Scan the material below for lines with the word "あいちトリエンナーレ" and report how many there are, with nothing added.

(Dataset excerpts)
** start **
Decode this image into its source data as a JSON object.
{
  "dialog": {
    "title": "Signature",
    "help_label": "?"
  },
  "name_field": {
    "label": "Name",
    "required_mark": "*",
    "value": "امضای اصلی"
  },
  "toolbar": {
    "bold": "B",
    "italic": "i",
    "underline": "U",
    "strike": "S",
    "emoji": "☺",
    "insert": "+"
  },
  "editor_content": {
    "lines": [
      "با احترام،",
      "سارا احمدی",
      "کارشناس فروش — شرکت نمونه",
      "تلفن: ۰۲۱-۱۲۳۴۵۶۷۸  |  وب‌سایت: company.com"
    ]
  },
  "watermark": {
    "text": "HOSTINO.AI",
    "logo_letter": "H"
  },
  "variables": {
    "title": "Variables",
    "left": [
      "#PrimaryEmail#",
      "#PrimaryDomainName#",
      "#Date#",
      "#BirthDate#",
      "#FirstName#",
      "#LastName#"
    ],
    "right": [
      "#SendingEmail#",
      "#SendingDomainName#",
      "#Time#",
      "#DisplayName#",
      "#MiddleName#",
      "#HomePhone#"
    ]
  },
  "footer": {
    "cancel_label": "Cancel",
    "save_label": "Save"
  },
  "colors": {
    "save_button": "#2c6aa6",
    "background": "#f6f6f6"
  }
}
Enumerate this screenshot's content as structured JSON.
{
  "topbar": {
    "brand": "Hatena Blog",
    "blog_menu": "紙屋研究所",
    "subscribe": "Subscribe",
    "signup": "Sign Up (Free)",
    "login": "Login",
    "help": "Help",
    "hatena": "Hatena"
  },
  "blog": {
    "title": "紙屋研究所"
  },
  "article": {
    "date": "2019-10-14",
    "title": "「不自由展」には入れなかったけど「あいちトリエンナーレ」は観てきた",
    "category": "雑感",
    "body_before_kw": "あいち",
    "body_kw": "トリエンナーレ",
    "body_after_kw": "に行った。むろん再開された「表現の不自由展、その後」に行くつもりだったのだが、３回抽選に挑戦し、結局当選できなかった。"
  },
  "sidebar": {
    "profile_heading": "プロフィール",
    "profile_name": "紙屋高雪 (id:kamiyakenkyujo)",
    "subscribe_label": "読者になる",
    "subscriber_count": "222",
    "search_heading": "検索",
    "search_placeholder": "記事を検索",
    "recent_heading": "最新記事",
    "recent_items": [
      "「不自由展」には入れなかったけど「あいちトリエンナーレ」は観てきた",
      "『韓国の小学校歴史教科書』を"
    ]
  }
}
** end **
WORKED SOLUTION: 2